* Brief: Filter this material down to the lines that hold "年度碳排放预测趋势", copying each one.

─── Records for the exercise

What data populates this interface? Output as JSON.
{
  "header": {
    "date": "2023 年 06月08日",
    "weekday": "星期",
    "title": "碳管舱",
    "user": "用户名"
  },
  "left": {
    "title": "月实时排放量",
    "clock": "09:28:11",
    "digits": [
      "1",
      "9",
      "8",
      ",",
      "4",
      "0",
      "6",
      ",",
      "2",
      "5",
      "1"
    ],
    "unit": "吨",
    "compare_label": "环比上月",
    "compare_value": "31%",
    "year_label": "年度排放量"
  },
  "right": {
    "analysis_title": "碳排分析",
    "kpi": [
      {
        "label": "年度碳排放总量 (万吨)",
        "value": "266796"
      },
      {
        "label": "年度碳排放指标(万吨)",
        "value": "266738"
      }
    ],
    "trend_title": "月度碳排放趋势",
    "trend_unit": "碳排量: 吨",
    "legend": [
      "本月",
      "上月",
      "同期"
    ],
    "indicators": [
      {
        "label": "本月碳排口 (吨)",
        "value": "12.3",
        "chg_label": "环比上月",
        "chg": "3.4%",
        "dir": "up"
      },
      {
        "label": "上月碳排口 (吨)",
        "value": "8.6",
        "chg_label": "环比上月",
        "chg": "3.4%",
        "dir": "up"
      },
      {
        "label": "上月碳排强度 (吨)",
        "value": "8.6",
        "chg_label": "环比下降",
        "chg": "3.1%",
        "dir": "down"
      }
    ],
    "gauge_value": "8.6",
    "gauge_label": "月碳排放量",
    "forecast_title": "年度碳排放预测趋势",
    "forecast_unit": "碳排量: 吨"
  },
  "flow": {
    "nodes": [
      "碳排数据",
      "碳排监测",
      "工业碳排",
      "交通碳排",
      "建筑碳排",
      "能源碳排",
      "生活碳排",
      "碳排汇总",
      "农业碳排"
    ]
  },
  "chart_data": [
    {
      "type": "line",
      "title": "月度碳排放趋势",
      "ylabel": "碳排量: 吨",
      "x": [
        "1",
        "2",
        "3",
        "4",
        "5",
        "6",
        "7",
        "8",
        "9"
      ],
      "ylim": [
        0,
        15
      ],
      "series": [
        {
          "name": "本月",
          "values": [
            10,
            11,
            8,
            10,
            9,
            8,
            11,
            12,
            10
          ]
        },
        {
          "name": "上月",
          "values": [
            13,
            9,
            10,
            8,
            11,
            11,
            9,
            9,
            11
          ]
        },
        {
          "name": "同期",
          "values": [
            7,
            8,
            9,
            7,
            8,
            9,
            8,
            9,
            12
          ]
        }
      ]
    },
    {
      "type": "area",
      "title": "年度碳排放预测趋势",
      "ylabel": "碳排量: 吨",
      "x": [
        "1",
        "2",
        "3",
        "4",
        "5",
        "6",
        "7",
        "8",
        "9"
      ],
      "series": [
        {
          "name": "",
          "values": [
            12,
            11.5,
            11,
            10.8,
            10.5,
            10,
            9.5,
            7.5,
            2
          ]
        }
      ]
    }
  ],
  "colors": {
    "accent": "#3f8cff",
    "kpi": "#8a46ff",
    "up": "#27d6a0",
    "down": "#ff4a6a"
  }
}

──────

* Answer in full:
    "forecast_title": "年度碳排放预测趋势",
      "title": "年度碳排放预测趋势",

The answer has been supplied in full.